[start of Raw records]

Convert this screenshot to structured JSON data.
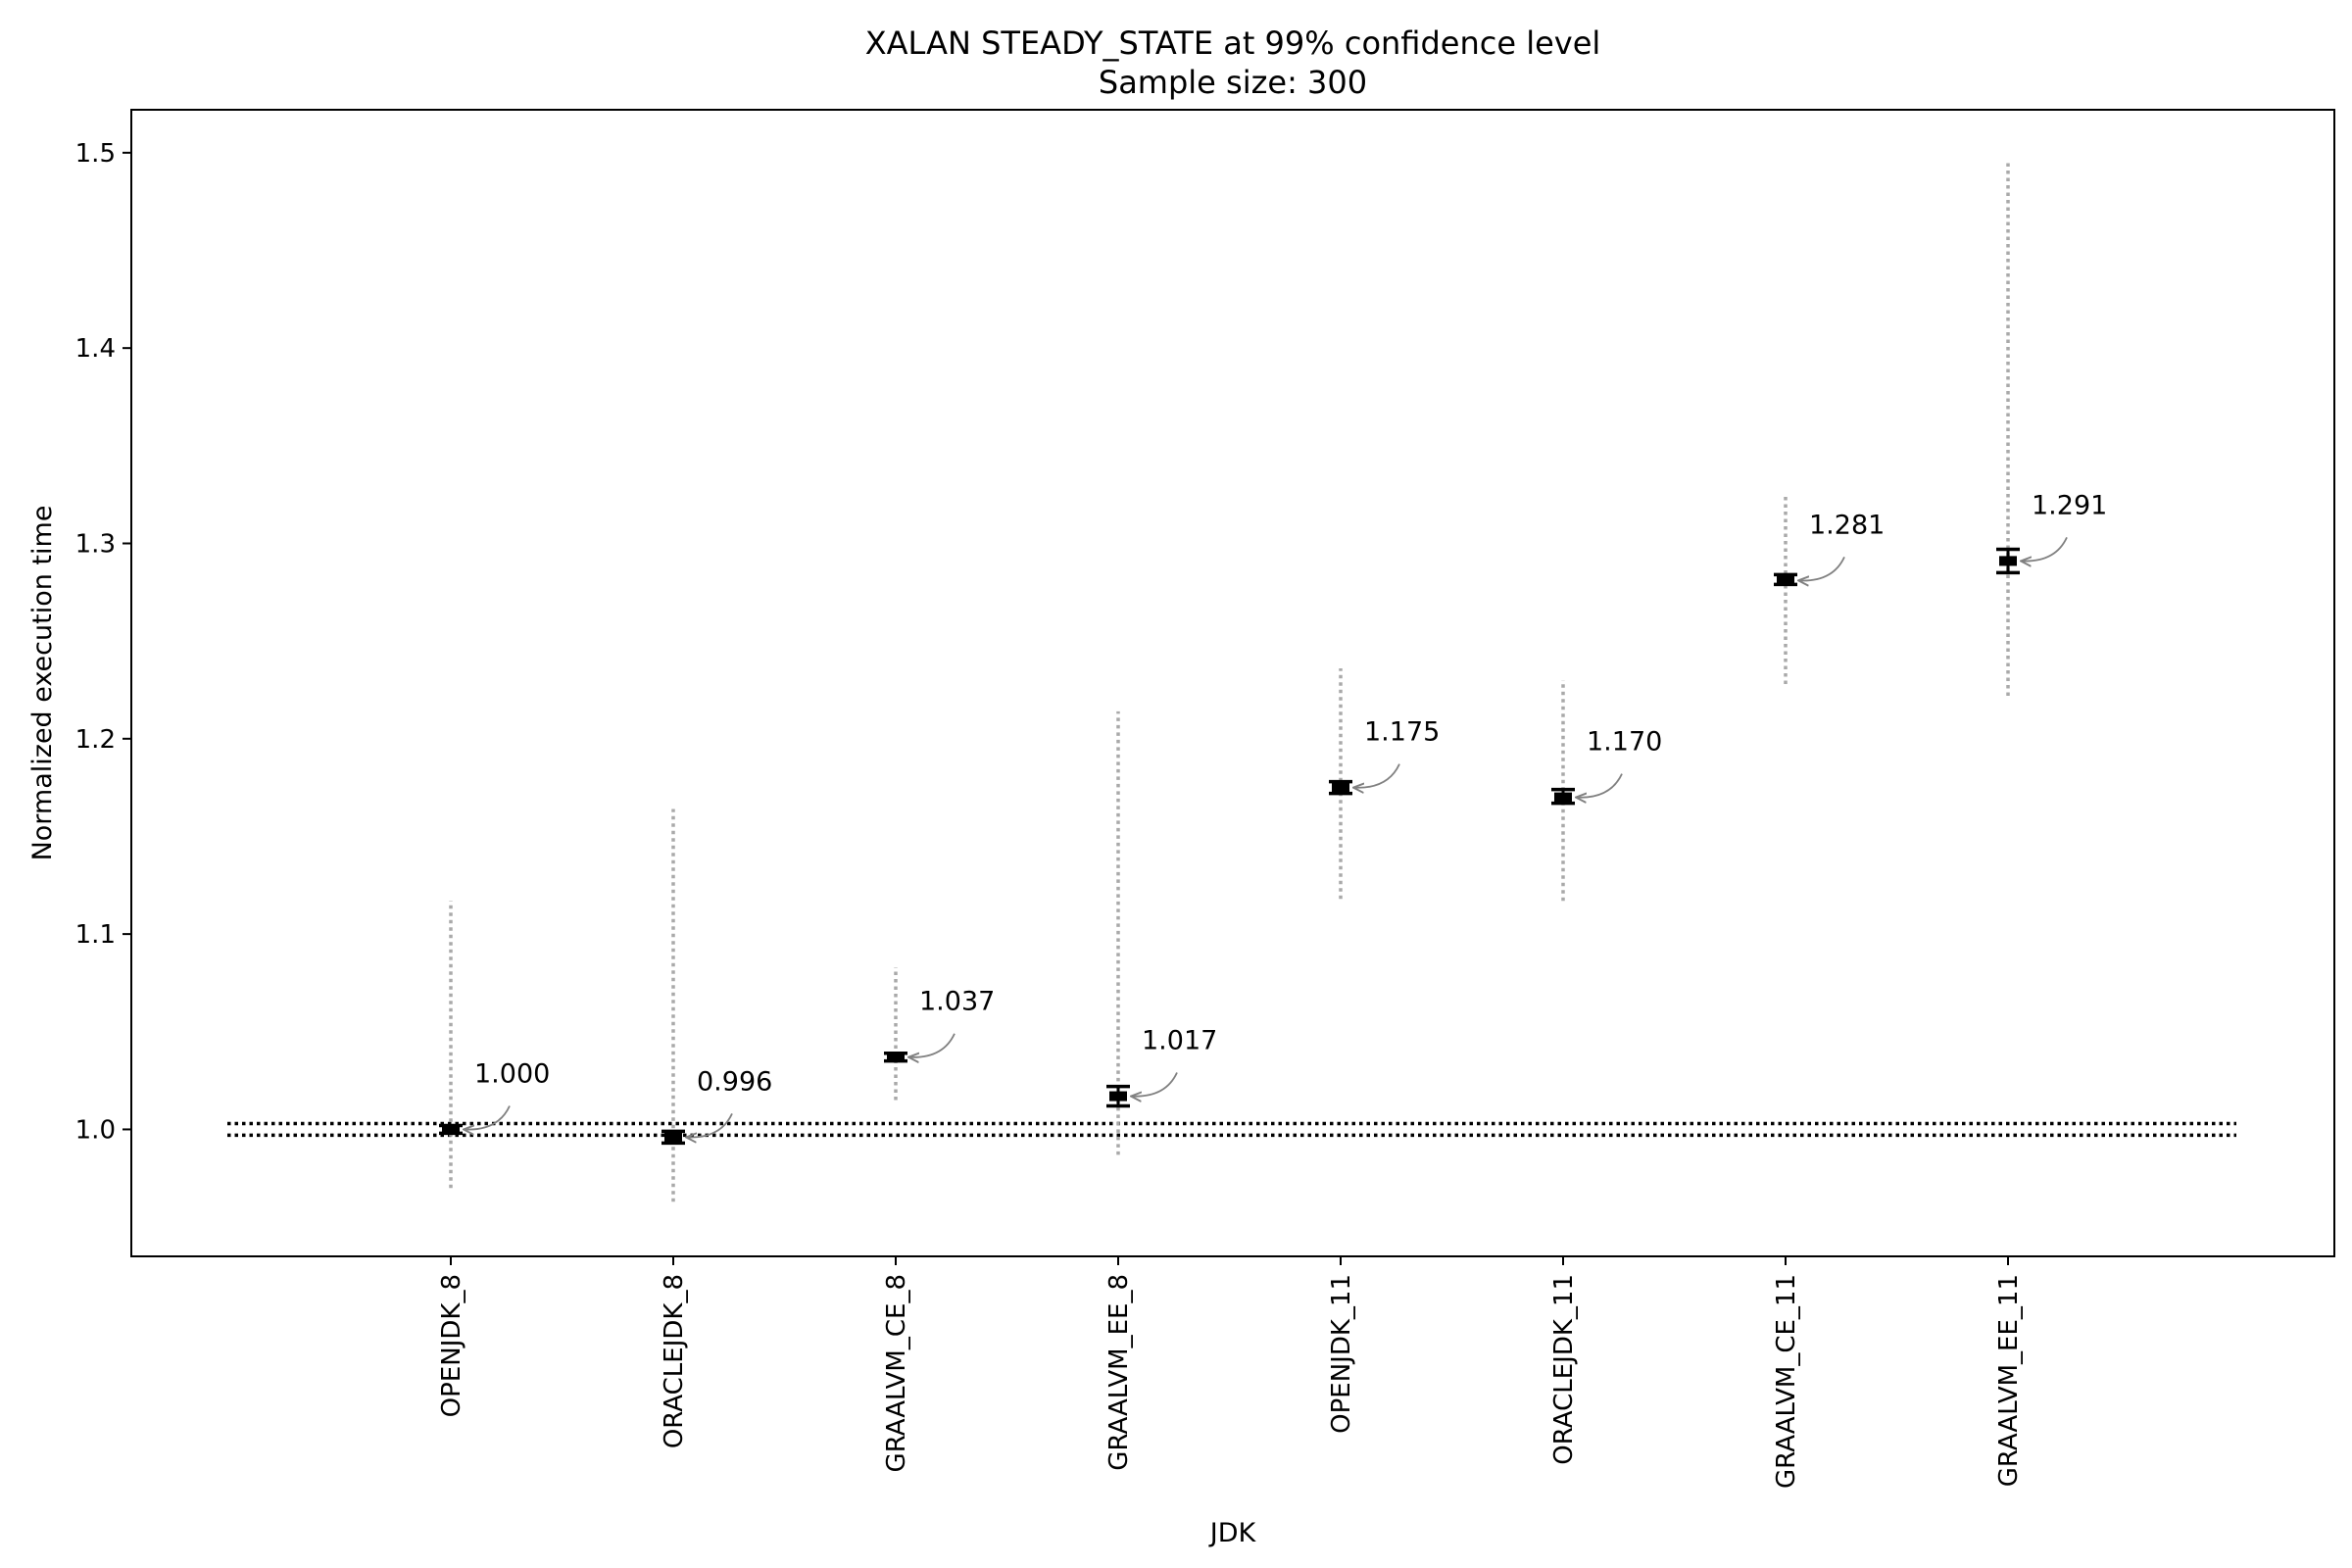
{
  "chart_data": {
    "type": "scatter",
    "title": "XALAN STEADY_STATE at 99% confidence level",
    "subtitle": "Sample size: 300",
    "xlabel": "JDK",
    "ylabel": "Normalized execution time",
    "ylim": [
      0.935,
      1.522
    ],
    "yticks": [
      "1.0",
      "1.1",
      "1.2",
      "1.3",
      "1.4",
      "1.5"
    ],
    "ytick_values": [
      1.0,
      1.1,
      1.2,
      1.3,
      1.4,
      1.5
    ],
    "grid": false,
    "legend": "none",
    "reference_band": [
      0.997,
      1.003
    ],
    "categories": [
      "OPENJDK_8",
      "ORACLEJDK_8",
      "GRAALVM_CE_8",
      "GRAALVM_EE_8",
      "OPENJDK_11",
      "ORACLEJDK_11",
      "GRAALVM_CE_11",
      "GRAALVM_EE_11"
    ],
    "values": [
      1.0,
      0.996,
      1.037,
      1.017,
      1.175,
      1.17,
      1.281,
      1.291
    ],
    "annotations": [
      "1.000",
      "0.996",
      "1.037",
      "1.017",
      "1.175",
      "1.170",
      "1.281",
      "1.291"
    ],
    "ci_low": [
      0.998,
      0.993,
      1.035,
      1.012,
      1.172,
      1.167,
      1.279,
      1.285
    ],
    "ci_high": [
      1.002,
      0.999,
      1.039,
      1.022,
      1.178,
      1.174,
      1.284,
      1.297
    ],
    "range_low": [
      0.97,
      0.963,
      1.015,
      0.987,
      1.118,
      1.117,
      1.228,
      1.222
    ],
    "range_high": [
      1.117,
      1.164,
      1.083,
      1.214,
      1.236,
      1.23,
      1.324,
      1.495
    ],
    "colors": {
      "ci": "#000000",
      "range": "#a9a9a9",
      "arrow": "#808080",
      "reference": "#000000"
    }
  }
}
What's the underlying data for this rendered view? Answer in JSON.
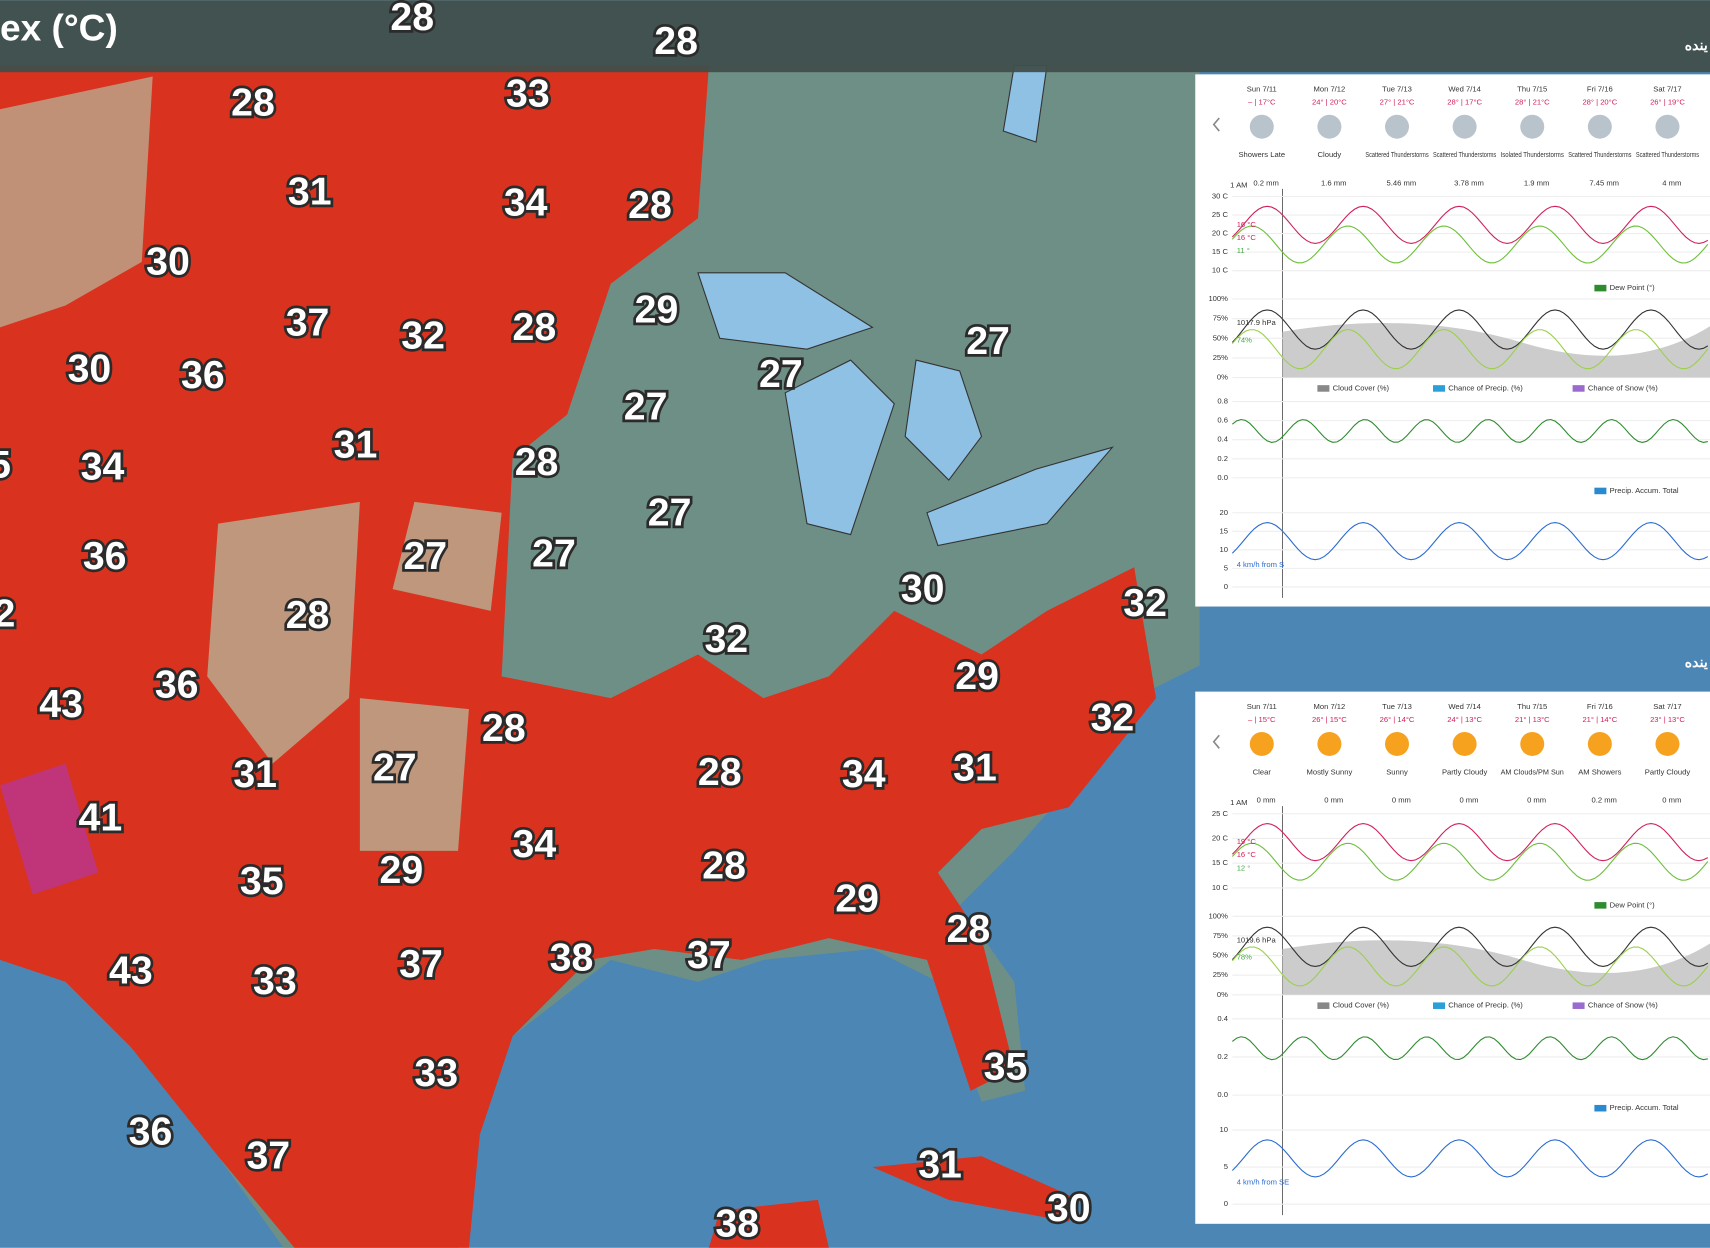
{
  "header": {
    "title": "ex (°C)"
  },
  "map": {
    "labels": [
      28,
      28,
      28,
      33,
      31,
      34,
      28,
      30,
      37,
      32,
      28,
      29,
      30,
      36,
      27,
      27,
      27,
      31,
      28,
      34,
      5,
      36,
      27,
      27,
      27,
      30,
      32,
      2,
      28,
      32,
      36,
      43,
      29,
      32,
      28,
      31,
      27,
      28,
      34,
      31,
      41,
      34,
      29,
      28,
      35,
      29,
      28,
      37,
      38,
      37,
      43,
      33,
      33,
      35,
      36,
      37,
      31,
      30,
      38
    ]
  },
  "panels": [
    {
      "heading": "ینده",
      "time": "1 AM",
      "days": [
        {
          "day": "Sun 7/11",
          "temp": "– | 17°C",
          "condition": "Showers Late",
          "precip": "0.2 mm"
        },
        {
          "day": "Mon 7/12",
          "temp": "24° | 20°C",
          "condition": "Cloudy",
          "precip": "1.6 mm"
        },
        {
          "day": "Tue 7/13",
          "temp": "27° | 21°C",
          "condition": "Scattered Thunderstorms",
          "precip": "5.46 mm"
        },
        {
          "day": "Wed 7/14",
          "temp": "28° | 17°C",
          "condition": "Scattered Thunderstorms",
          "precip": "3.78 mm"
        },
        {
          "day": "Thu 7/15",
          "temp": "28° | 21°C",
          "condition": "Isolated Thunderstorms",
          "precip": "1.9 mm"
        },
        {
          "day": "Fri 7/16",
          "temp": "28° | 20°C",
          "condition": "Scattered Thunderstorms",
          "precip": "7.45 mm"
        },
        {
          "day": "Sat 7/17",
          "temp": "26° | 19°C",
          "condition": "Scattered Thunderstorms",
          "precip": "4 mm"
        }
      ],
      "temp_axis": [
        "30 C",
        "25 C",
        "20 C",
        "15 C",
        "10 C"
      ],
      "pct_axis": [
        "100%",
        "75%",
        "50%",
        "25%",
        "0%"
      ],
      "precip_axis": [
        "0.8",
        "0.6",
        "0.4",
        "0.2",
        "0.0"
      ],
      "wind_axis": [
        "20",
        "15",
        "10",
        "5",
        "0"
      ],
      "annotations": {
        "temp": "16 °C",
        "feels": "16 °C",
        "dew": "11 °",
        "pressure": "1017.9 hPa",
        "humidity": "74%",
        "wind": "4 km/h from S"
      },
      "legend": {
        "dew": "Dew Point (°)",
        "cloud": "Cloud Cover (%)",
        "precip_chance": "Chance of Precip. (%)",
        "snow": "Chance of Snow (%)",
        "accum": "Precip. Accum. Total"
      }
    },
    {
      "heading": "ینده",
      "time": "1 AM",
      "days": [
        {
          "day": "Sun 7/11",
          "temp": "– | 15°C",
          "condition": "Clear",
          "precip": "0 mm"
        },
        {
          "day": "Mon 7/12",
          "temp": "26° | 15°C",
          "condition": "Mostly Sunny",
          "precip": "0 mm"
        },
        {
          "day": "Tue 7/13",
          "temp": "26° | 14°C",
          "condition": "Sunny",
          "precip": "0 mm"
        },
        {
          "day": "Wed 7/14",
          "temp": "24° | 13°C",
          "condition": "Partly Cloudy",
          "precip": "0 mm"
        },
        {
          "day": "Thu 7/15",
          "temp": "21° | 13°C",
          "condition": "AM Clouds/PM Sun",
          "precip": "0 mm"
        },
        {
          "day": "Fri 7/16",
          "temp": "21° | 14°C",
          "condition": "AM Showers",
          "precip": "0.2 mm"
        },
        {
          "day": "Sat 7/17",
          "temp": "23° | 13°C",
          "condition": "Partly Cloudy",
          "precip": "0 mm"
        }
      ],
      "temp_axis": [
        "25 C",
        "20 C",
        "15 C",
        "10 C"
      ],
      "pct_axis": [
        "100%",
        "75%",
        "50%",
        "25%",
        "0%"
      ],
      "precip_axis": [
        "0.4",
        "0.2",
        "0.0"
      ],
      "wind_axis": [
        "10",
        "5",
        "0"
      ],
      "annotations": {
        "temp": "19 °C",
        "feels": "16 °C",
        "dew": "12 °",
        "pressure": "1019.6 hPa",
        "humidity": "78%",
        "wind": "4 km/h from SE"
      },
      "legend": {
        "dew": "Dew Point (°)",
        "cloud": "Cloud Cover (%)",
        "precip_chance": "Chance of Precip. (%)",
        "snow": "Chance of Snow (%)",
        "accum": "Precip. Accum. Total"
      }
    }
  ]
}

[end of Raw records]

## Brief
Repeat each entry exactly. Pictures do not belong in the copy.

## Exercise answer
Convert this screenshot to structured JSON data.
{
  "chart_data": {
    "type": "scatter",
    "title": "XALAN STEADY_STATE at 99% confidence level",
    "subtitle": "Sample size: 300",
    "xlabel": "JDK",
    "ylabel": "Normalized execution time",
    "ylim": [
      0.935,
      1.522
    ],
    "yticks": [
      "1.0",
      "1.1",
      "1.2",
      "1.3",
      "1.4",
      "1.5"
    ],
    "ytick_values": [
      1.0,
      1.1,
      1.2,
      1.3,
      1.4,
      1.5
    ],
    "grid": false,
    "legend": "none",
    "reference_band": [
      0.997,
      1.003
    ],
    "categories": [
      "OPENJDK_8",
      "ORACLEJDK_8",
      "GRAALVM_CE_8",
      "GRAALVM_EE_8",
      "OPENJDK_11",
      "ORACLEJDK_11",
      "GRAALVM_CE_11",
      "GRAALVM_EE_11"
    ],
    "values": [
      1.0,
      0.996,
      1.037,
      1.017,
      1.175,
      1.17,
      1.281,
      1.291
    ],
    "annotations": [
      "1.000",
      "0.996",
      "1.037",
      "1.017",
      "1.175",
      "1.170",
      "1.281",
      "1.291"
    ],
    "ci_low": [
      0.998,
      0.993,
      1.035,
      1.012,
      1.172,
      1.167,
      1.279,
      1.285
    ],
    "ci_high": [
      1.002,
      0.999,
      1.039,
      1.022,
      1.178,
      1.174,
      1.284,
      1.297
    ],
    "range_low": [
      0.97,
      0.963,
      1.015,
      0.987,
      1.118,
      1.117,
      1.228,
      1.222
    ],
    "range_high": [
      1.117,
      1.164,
      1.083,
      1.214,
      1.236,
      1.23,
      1.324,
      1.495
    ],
    "colors": {
      "ci": "#000000",
      "range": "#a9a9a9",
      "arrow": "#808080",
      "reference": "#000000"
    }
  }
}
What's the underlying data for this rendered view? Answer in JSON.
{
  "header": {
    "title": "ex (°C)"
  },
  "map": {
    "labels": [
      28,
      28,
      28,
      33,
      31,
      34,
      28,
      30,
      37,
      32,
      28,
      29,
      30,
      36,
      27,
      27,
      27,
      31,
      28,
      34,
      5,
      36,
      27,
      27,
      27,
      30,
      32,
      2,
      28,
      32,
      36,
      43,
      29,
      32,
      28,
      31,
      27,
      28,
      34,
      31,
      41,
      34,
      29,
      28,
      35,
      29,
      28,
      37,
      38,
      37,
      43,
      33,
      33,
      35,
      36,
      37,
      31,
      30,
      38
    ]
  },
  "panels": [
    {
      "heading": "ینده",
      "time": "1 AM",
      "days": [
        {
          "day": "Sun 7/11",
          "temp": "– | 17°C",
          "condition": "Showers Late",
          "precip": "0.2 mm"
        },
        {
          "day": "Mon 7/12",
          "temp": "24° | 20°C",
          "condition": "Cloudy",
          "precip": "1.6 mm"
        },
        {
          "day": "Tue 7/13",
          "temp": "27° | 21°C",
          "condition": "Scattered Thunderstorms",
          "precip": "5.46 mm"
        },
        {
          "day": "Wed 7/14",
          "temp": "28° | 17°C",
          "condition": "Scattered Thunderstorms",
          "precip": "3.78 mm"
        },
        {
          "day": "Thu 7/15",
          "temp": "28° | 21°C",
          "condition": "Isolated Thunderstorms",
          "precip": "1.9 mm"
        },
        {
          "day": "Fri 7/16",
          "temp": "28° | 20°C",
          "condition": "Scattered Thunderstorms",
          "precip": "7.45 mm"
        },
        {
          "day": "Sat 7/17",
          "temp": "26° | 19°C",
          "condition": "Scattered Thunderstorms",
          "precip": "4 mm"
        }
      ],
      "temp_axis": [
        "30 C",
        "25 C",
        "20 C",
        "15 C",
        "10 C"
      ],
      "pct_axis": [
        "100%",
        "75%",
        "50%",
        "25%",
        "0%"
      ],
      "precip_axis": [
        "0.8",
        "0.6",
        "0.4",
        "0.2",
        "0.0"
      ],
      "wind_axis": [
        "20",
        "15",
        "10",
        "5",
        "0"
      ],
      "annotations": {
        "temp": "16 °C",
        "feels": "16 °C",
        "dew": "11 °",
        "pressure": "1017.9 hPa",
        "humidity": "74%",
        "wind": "4 km/h from S"
      },
      "legend": {
        "dew": "Dew Point (°)",
        "cloud": "Cloud Cover (%)",
        "precip_chance": "Chance of Precip. (%)",
        "snow": "Chance of Snow (%)",
        "accum": "Precip. Accum. Total"
      }
    },
    {
      "heading": "ینده",
      "time": "1 AM",
      "days": [
        {
          "day": "Sun 7/11",
          "temp": "– | 15°C",
          "condition": "Clear",
          "precip": "0 mm"
        },
        {
          "day": "Mon 7/12",
          "temp": "26° | 15°C",
          "condition": "Mostly Sunny",
          "precip": "0 mm"
        },
        {
          "day": "Tue 7/13",
          "temp": "26° | 14°C",
          "condition": "Sunny",
          "precip": "0 mm"
        },
        {
          "day": "Wed 7/14",
          "temp": "24° | 13°C",
          "condition": "Partly Cloudy",
          "precip": "0 mm"
        },
        {
          "day": "Thu 7/15",
          "temp": "21° | 13°C",
          "condition": "AM Clouds/PM Sun",
          "precip": "0 mm"
        },
        {
          "day": "Fri 7/16",
          "temp": "21° | 14°C",
          "condition": "AM Showers",
          "precip": "0.2 mm"
        },
        {
          "day": "Sat 7/17",
          "temp": "23° | 13°C",
          "condition": "Partly Cloudy",
          "precip": "0 mm"
        }
      ],
      "temp_axis": [
        "25 C",
        "20 C",
        "15 C",
        "10 C"
      ],
      "pct_axis": [
        "100%",
        "75%",
        "50%",
        "25%",
        "0%"
      ],
      "precip_axis": [
        "0.4",
        "0.2",
        "0.0"
      ],
      "wind_axis": [
        "10",
        "5",
        "0"
      ],
      "annotations": {
        "temp": "19 °C",
        "feels": "16 °C",
        "dew": "12 °",
        "pressure": "1019.6 hPa",
        "humidity": "78%",
        "wind": "4 km/h from SE"
      },
      "legend": {
        "dew": "Dew Point (°)",
        "cloud": "Cloud Cover (%)",
        "precip_chance": "Chance of Precip. (%)",
        "snow": "Chance of Snow (%)",
        "accum": "Precip. Accum. Total"
      }
    }
  ]
}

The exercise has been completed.